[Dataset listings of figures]
·····

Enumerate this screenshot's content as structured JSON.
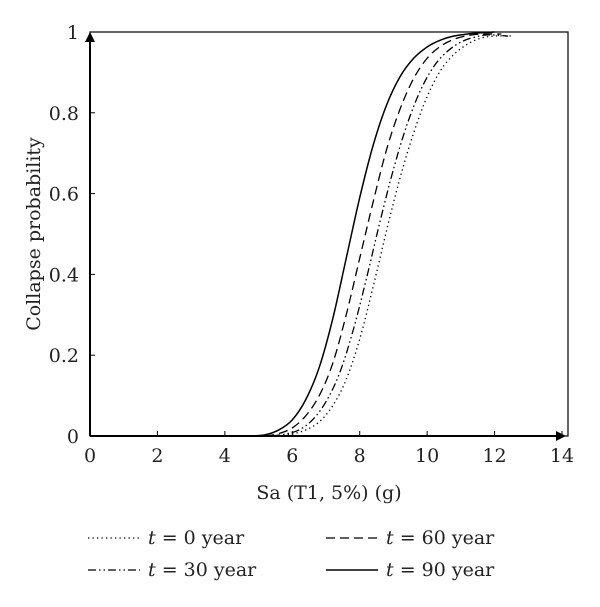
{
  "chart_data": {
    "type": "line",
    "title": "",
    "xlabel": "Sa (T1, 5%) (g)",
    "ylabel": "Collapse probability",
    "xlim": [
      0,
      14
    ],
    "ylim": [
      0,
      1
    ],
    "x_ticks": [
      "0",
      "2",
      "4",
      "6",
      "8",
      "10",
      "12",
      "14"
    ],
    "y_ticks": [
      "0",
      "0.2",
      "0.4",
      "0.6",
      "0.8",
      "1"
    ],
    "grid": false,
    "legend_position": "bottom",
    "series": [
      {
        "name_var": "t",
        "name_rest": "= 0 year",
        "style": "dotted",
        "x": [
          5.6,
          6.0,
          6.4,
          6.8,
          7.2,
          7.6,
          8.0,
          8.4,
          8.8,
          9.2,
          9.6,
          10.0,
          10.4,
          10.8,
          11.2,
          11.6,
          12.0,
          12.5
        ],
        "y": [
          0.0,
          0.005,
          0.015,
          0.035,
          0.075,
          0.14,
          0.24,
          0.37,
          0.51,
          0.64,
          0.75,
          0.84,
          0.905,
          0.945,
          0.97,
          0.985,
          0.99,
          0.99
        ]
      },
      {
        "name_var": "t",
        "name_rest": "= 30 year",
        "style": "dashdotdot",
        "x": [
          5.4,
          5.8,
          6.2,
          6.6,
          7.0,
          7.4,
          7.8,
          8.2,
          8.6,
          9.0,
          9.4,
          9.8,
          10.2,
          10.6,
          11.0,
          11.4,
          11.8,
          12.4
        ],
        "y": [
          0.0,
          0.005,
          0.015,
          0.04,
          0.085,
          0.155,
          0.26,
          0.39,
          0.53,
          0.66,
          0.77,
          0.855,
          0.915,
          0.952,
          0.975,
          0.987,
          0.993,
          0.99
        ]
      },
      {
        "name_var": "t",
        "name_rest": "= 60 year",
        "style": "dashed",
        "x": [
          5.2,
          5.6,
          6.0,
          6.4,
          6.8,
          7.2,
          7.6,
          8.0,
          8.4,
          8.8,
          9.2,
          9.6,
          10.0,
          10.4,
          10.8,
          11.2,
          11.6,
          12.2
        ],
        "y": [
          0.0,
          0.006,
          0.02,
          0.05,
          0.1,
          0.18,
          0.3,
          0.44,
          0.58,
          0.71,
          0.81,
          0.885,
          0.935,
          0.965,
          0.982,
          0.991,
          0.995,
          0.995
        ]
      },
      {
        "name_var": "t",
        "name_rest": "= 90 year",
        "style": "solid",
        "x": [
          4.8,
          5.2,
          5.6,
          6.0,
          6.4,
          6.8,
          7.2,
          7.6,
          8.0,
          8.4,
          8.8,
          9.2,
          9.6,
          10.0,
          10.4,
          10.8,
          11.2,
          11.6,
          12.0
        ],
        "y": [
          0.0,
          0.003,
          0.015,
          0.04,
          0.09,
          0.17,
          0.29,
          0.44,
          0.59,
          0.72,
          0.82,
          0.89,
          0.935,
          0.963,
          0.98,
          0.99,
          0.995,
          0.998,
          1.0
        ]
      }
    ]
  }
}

·····

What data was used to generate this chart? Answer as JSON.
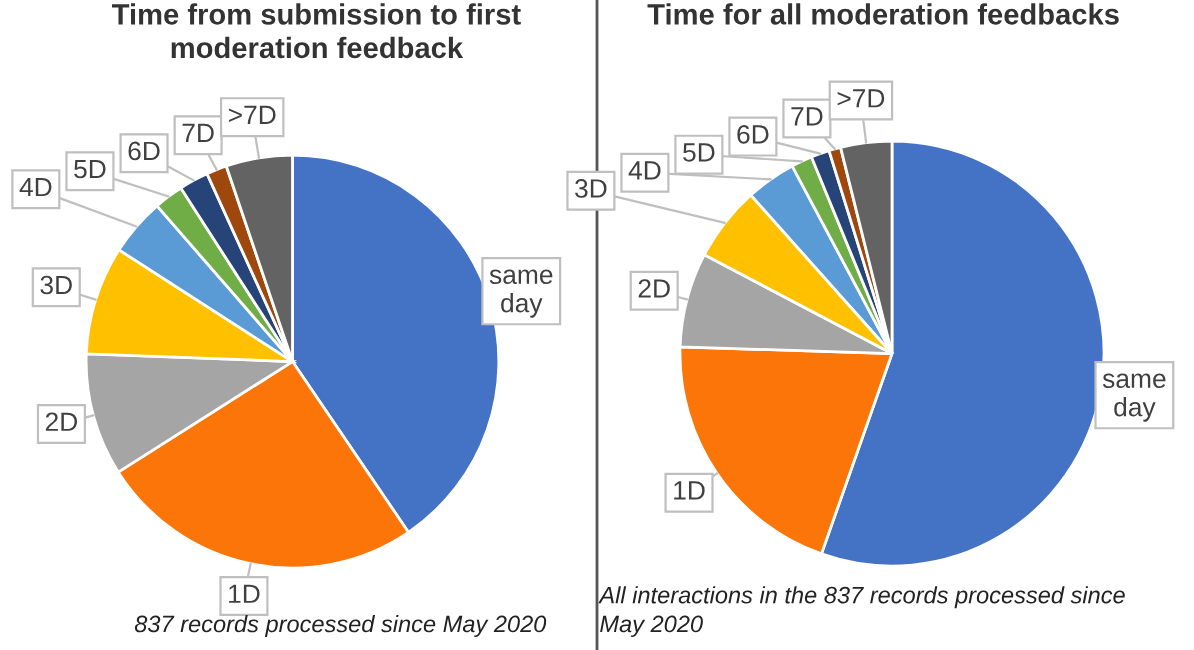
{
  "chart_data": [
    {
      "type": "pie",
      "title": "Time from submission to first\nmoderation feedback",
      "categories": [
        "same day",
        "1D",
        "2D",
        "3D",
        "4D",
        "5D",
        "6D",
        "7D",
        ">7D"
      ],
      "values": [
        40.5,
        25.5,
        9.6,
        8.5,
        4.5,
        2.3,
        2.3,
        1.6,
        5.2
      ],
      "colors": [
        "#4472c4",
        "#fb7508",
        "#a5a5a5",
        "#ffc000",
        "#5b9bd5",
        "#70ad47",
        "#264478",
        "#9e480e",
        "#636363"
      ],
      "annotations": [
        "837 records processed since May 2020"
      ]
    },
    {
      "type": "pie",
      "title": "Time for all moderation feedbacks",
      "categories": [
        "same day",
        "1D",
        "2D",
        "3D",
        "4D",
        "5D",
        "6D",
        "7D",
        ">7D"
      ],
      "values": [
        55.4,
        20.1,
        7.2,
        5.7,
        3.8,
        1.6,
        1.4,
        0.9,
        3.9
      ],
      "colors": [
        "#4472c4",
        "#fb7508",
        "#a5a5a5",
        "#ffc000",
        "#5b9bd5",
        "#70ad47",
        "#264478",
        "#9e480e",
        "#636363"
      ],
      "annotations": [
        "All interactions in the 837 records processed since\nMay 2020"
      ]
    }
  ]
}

·····

PROBLEM TO SOLVE | From the data above, copy each line that holds "processed".

FULL ANSWER |
        "837 records processed since May 2020"
        "All interactions in the 837 records processed since\nMay 2020"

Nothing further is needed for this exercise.